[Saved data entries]
────────

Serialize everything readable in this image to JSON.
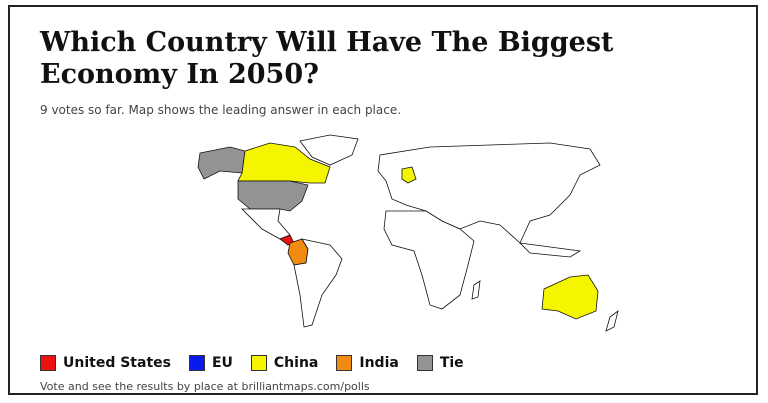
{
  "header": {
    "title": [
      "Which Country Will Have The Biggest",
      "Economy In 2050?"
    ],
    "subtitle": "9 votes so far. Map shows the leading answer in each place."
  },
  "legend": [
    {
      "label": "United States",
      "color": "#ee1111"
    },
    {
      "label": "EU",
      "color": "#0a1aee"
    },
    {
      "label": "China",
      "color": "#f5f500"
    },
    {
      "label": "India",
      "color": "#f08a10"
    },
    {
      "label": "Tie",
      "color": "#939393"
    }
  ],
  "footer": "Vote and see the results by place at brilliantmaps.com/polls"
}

────────

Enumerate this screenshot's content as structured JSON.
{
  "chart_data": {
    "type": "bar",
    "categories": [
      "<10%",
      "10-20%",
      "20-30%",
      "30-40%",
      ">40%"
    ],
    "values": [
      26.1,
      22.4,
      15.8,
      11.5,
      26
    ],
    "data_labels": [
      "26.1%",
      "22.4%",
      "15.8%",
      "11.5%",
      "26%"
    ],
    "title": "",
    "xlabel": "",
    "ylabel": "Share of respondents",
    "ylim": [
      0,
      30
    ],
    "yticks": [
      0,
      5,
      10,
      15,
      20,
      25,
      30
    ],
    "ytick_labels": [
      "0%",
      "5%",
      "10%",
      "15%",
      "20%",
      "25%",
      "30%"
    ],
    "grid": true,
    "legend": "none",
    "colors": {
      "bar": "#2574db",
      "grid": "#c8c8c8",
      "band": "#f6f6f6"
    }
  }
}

────────

- _Requirement_
Go through the data above and find the lines with the word "place". Copy each of those lines.

- _Task result_
    "subtitle": "9 votes so far. Map shows the leading answer in each place."
  "footer": "Vote and see the results by place at brilliantmaps.com/polls"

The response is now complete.